**Dataset records:**
┌──

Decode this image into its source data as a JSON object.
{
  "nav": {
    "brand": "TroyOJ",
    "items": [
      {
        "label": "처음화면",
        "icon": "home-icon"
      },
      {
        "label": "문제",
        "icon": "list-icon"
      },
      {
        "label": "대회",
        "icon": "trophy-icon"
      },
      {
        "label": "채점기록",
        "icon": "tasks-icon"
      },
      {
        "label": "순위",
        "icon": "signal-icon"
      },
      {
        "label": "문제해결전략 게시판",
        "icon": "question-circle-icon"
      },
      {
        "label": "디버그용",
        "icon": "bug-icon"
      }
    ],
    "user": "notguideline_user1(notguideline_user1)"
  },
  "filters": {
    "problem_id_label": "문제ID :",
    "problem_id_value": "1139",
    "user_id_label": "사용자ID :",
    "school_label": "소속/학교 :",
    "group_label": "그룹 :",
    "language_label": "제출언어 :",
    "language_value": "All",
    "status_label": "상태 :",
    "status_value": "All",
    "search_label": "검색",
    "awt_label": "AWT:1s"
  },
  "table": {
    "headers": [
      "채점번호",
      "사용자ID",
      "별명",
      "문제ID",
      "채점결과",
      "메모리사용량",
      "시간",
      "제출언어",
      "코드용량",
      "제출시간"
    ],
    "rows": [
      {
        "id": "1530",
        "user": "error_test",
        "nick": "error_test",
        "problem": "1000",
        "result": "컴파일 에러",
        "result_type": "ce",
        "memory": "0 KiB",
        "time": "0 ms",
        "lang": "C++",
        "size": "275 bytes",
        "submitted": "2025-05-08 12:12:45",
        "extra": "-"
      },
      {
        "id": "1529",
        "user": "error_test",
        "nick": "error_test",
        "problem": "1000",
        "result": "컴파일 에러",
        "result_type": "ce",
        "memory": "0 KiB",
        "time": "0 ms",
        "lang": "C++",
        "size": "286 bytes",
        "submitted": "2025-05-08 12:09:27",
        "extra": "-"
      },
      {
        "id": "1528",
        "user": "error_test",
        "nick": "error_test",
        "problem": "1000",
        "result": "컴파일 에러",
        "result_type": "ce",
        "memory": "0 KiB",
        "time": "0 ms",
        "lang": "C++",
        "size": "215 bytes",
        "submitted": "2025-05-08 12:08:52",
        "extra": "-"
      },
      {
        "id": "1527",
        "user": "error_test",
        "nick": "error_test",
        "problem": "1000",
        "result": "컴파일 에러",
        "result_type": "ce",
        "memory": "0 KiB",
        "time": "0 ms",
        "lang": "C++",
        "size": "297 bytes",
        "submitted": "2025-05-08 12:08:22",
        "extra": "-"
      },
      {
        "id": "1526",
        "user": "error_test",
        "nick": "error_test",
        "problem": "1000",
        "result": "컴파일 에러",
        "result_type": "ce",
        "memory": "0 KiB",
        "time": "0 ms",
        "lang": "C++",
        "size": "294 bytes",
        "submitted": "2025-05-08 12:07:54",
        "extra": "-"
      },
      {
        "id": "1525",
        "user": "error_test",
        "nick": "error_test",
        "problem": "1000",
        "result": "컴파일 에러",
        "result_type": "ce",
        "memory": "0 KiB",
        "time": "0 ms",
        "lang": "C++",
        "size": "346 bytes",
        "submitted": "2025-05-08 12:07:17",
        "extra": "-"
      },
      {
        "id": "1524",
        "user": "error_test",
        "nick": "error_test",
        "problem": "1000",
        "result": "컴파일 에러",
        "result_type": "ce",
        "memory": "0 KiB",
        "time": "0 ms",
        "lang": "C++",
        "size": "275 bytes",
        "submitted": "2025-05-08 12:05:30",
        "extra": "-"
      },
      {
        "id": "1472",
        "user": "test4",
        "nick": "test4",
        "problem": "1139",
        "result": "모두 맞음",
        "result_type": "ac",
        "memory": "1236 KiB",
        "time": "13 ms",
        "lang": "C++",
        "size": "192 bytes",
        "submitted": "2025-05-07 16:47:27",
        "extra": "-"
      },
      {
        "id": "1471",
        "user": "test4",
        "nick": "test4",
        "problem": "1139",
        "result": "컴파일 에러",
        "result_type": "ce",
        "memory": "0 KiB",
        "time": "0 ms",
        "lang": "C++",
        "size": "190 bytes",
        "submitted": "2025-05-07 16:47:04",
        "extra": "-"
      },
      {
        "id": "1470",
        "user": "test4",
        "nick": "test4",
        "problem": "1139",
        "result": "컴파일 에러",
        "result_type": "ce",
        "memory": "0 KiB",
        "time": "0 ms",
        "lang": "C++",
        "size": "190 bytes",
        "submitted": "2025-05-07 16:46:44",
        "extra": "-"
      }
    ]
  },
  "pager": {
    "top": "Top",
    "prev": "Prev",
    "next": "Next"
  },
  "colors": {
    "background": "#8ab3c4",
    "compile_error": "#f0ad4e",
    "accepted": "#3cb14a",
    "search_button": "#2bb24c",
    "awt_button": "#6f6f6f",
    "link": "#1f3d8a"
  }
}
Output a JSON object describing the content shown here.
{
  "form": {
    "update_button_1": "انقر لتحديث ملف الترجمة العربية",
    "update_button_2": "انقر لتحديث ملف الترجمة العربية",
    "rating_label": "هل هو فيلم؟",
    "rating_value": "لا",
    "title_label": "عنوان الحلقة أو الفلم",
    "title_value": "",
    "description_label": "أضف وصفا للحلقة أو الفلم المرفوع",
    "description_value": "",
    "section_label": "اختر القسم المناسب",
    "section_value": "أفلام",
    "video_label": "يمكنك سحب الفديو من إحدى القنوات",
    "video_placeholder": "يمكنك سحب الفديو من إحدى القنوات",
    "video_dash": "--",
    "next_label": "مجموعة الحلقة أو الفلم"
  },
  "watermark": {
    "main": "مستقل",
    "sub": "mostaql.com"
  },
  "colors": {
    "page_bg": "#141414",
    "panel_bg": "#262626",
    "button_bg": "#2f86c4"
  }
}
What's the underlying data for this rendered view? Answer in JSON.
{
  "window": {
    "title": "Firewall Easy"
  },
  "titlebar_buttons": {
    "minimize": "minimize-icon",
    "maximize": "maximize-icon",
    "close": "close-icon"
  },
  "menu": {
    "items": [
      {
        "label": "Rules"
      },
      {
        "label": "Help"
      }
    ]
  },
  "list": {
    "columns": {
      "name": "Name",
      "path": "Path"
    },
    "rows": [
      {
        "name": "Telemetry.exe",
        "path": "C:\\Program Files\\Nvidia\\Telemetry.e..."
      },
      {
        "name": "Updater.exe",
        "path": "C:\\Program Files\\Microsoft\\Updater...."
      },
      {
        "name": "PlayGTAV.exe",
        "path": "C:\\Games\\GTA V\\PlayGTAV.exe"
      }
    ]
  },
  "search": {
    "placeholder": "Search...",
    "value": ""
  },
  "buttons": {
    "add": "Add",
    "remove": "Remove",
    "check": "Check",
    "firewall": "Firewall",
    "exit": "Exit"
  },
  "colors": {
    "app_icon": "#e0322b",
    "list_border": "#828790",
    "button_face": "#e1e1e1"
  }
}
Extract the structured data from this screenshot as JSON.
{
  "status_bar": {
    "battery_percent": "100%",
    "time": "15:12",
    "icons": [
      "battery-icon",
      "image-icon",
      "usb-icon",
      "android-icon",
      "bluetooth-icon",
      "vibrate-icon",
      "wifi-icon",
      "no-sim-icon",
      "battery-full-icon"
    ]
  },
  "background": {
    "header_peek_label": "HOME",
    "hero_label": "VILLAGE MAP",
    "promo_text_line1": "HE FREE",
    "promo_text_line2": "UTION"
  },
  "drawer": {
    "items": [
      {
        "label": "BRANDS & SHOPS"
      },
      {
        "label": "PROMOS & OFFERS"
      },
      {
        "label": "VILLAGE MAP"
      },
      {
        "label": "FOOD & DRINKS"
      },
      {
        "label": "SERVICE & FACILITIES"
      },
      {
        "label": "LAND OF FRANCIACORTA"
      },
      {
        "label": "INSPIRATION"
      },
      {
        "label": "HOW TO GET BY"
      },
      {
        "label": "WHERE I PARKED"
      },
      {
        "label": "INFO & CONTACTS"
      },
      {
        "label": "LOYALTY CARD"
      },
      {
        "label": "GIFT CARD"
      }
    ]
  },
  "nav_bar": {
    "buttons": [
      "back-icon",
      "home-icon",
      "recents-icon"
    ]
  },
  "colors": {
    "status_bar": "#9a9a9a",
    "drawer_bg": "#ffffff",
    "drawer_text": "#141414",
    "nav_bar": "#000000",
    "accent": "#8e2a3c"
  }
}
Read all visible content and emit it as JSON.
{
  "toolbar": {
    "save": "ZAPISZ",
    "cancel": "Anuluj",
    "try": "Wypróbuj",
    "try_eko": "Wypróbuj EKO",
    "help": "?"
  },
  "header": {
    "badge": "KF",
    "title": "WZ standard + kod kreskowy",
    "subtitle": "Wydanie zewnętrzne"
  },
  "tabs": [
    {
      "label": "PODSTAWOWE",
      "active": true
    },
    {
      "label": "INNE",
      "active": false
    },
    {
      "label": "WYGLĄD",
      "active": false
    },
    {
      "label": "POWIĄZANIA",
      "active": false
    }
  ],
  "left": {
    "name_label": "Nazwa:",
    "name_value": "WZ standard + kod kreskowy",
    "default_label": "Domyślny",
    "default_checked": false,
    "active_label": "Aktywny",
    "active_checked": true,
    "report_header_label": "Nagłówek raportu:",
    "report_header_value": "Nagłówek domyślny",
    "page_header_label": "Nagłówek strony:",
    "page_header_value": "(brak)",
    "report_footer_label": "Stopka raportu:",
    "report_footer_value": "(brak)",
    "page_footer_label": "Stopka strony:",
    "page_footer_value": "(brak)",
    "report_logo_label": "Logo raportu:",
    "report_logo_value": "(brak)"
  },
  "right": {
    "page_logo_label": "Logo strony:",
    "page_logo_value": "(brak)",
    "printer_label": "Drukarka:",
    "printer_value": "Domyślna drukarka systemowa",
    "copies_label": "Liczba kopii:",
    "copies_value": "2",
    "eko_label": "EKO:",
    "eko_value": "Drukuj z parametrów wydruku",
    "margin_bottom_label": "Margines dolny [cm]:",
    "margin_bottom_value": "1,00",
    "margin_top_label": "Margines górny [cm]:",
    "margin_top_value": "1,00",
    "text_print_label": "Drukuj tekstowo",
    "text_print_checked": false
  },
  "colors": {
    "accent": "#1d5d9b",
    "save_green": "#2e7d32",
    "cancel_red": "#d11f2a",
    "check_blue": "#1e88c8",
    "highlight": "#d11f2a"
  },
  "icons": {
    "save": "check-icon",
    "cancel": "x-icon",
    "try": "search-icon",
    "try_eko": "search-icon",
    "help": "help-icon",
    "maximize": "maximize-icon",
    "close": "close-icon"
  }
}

└──

**Task instructions:** Only the number is wanted: how many lines in the data include the word "PlayGTAV"?

**Task output:** 2